Copy each line that contains the string "type".

# Record extracts start

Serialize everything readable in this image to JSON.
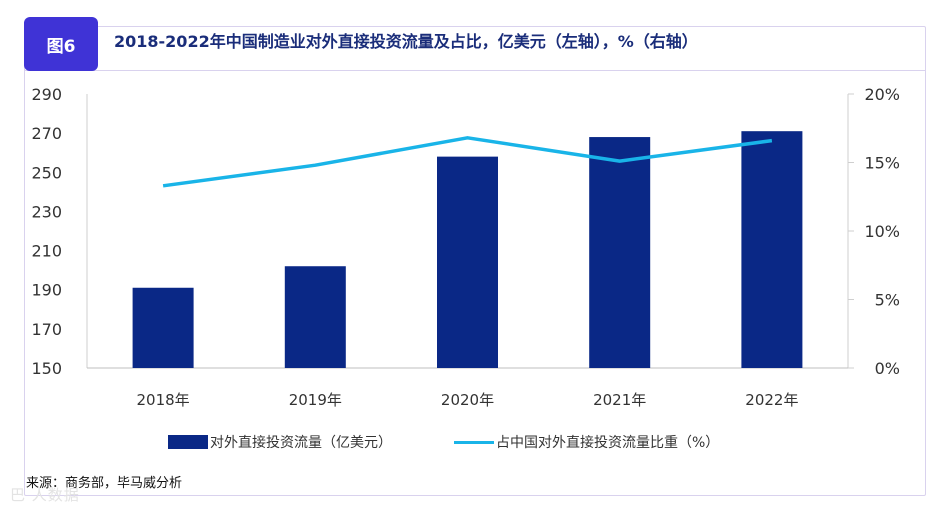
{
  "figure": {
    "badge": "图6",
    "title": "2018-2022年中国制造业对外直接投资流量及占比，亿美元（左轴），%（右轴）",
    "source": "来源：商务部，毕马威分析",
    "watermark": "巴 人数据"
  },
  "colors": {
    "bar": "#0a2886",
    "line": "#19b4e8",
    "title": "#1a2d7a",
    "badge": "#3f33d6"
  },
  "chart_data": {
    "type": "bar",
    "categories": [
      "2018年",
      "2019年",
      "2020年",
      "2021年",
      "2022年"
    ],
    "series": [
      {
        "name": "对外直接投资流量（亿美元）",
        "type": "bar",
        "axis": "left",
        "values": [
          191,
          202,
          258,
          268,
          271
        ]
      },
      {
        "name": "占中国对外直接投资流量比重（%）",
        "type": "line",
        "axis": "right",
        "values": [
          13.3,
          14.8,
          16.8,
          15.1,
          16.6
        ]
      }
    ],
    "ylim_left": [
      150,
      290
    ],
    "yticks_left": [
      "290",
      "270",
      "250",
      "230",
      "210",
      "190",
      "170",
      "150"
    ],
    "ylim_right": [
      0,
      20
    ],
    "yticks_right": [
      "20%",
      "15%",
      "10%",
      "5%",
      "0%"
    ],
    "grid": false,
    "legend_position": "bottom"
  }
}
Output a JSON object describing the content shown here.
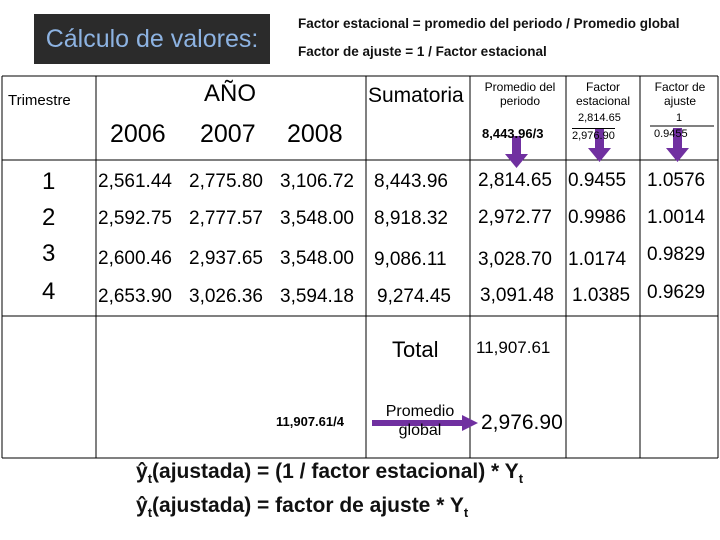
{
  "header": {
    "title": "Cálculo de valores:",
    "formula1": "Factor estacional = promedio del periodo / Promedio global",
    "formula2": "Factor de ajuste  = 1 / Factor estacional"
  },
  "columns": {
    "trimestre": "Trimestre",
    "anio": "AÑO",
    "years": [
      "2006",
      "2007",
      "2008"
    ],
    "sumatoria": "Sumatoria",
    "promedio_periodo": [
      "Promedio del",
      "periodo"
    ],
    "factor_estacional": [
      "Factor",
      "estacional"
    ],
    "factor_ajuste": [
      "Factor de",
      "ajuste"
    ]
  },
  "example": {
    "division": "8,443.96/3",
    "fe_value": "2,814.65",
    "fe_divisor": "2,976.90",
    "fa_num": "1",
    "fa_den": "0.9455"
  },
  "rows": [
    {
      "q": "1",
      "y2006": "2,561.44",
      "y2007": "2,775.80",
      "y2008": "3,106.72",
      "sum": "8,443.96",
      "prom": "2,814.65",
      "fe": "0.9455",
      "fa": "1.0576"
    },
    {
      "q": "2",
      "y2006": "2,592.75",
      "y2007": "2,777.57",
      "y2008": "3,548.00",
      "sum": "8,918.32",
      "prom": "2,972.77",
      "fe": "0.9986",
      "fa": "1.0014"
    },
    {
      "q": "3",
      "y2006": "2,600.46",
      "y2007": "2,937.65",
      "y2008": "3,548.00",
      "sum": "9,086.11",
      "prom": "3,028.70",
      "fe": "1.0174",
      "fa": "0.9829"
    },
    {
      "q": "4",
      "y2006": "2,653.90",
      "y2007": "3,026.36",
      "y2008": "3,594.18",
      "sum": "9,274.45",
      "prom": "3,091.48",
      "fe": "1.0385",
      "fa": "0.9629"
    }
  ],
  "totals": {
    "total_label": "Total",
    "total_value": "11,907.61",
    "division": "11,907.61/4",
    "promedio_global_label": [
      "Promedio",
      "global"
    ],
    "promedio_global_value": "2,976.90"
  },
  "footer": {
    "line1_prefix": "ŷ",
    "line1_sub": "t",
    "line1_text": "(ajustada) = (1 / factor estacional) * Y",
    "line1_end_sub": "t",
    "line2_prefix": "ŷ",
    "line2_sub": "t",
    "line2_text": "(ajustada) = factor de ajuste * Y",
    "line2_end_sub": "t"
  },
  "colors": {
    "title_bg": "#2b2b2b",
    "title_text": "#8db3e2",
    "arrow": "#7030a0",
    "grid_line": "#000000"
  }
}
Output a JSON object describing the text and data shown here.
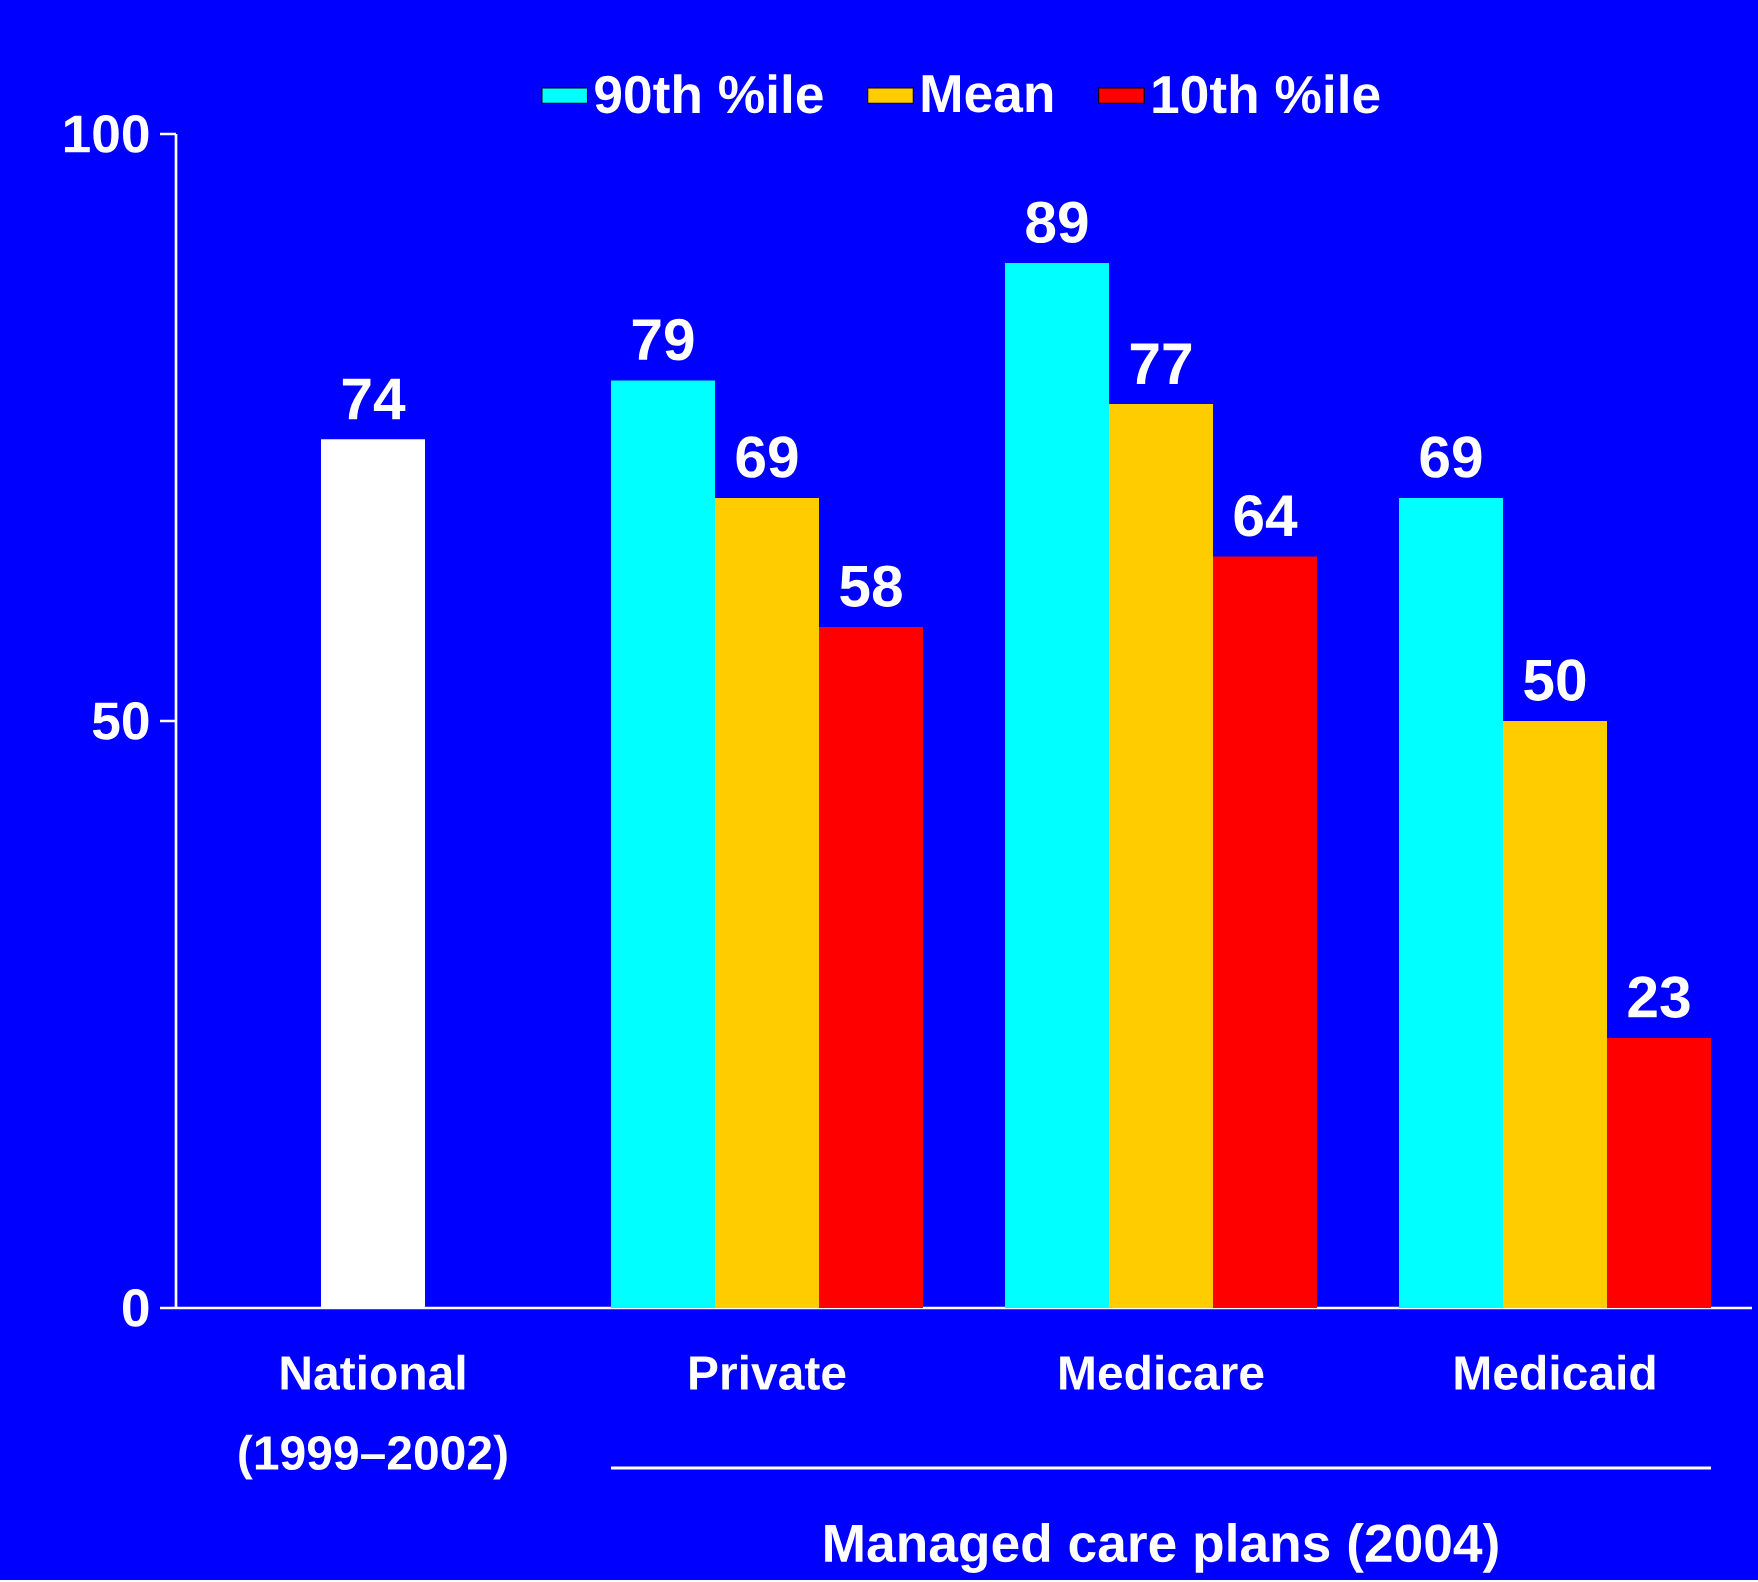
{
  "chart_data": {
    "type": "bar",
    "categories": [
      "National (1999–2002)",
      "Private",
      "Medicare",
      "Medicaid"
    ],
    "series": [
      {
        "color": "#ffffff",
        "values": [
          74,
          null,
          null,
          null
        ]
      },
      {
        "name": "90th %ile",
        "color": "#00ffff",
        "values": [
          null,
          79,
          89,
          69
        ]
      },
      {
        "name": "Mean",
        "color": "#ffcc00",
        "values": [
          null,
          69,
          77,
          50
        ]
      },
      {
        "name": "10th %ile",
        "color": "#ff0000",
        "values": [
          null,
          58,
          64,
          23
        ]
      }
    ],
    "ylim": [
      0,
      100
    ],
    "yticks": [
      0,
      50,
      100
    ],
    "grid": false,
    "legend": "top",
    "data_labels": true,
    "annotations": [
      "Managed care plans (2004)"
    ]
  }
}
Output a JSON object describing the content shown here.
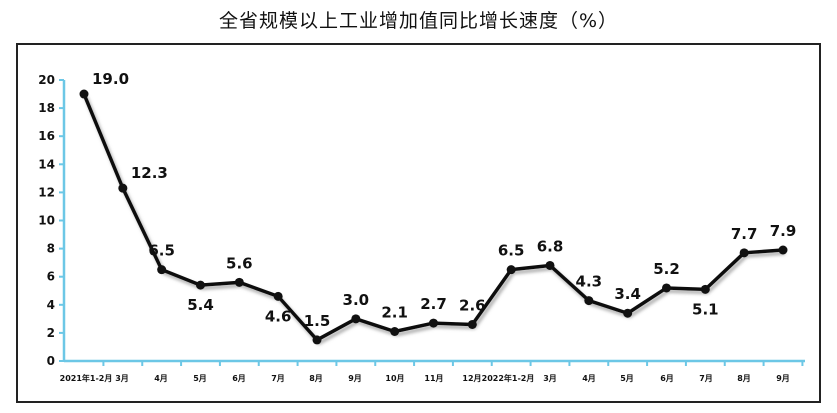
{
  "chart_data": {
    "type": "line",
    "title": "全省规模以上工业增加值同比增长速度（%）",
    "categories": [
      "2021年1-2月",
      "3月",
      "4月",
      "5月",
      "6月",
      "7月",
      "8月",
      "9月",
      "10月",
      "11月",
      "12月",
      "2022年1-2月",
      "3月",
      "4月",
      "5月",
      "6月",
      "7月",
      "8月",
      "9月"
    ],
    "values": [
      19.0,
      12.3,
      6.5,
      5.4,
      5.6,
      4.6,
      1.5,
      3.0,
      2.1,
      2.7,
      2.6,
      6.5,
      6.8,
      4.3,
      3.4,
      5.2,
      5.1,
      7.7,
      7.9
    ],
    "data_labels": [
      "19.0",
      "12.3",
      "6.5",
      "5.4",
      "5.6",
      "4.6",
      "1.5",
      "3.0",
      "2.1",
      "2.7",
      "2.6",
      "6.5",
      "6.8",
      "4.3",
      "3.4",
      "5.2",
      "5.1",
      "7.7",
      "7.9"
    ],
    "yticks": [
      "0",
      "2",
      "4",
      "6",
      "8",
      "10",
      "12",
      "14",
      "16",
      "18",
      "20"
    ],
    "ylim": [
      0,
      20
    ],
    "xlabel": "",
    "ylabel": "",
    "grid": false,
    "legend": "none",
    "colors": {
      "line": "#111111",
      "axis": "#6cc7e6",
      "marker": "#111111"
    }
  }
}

# Record extracts end

> Solution to this exercise
    "type": "bar",
        "type": "bar",
        "type": "line",
    "type": "bar",
    "type": "line",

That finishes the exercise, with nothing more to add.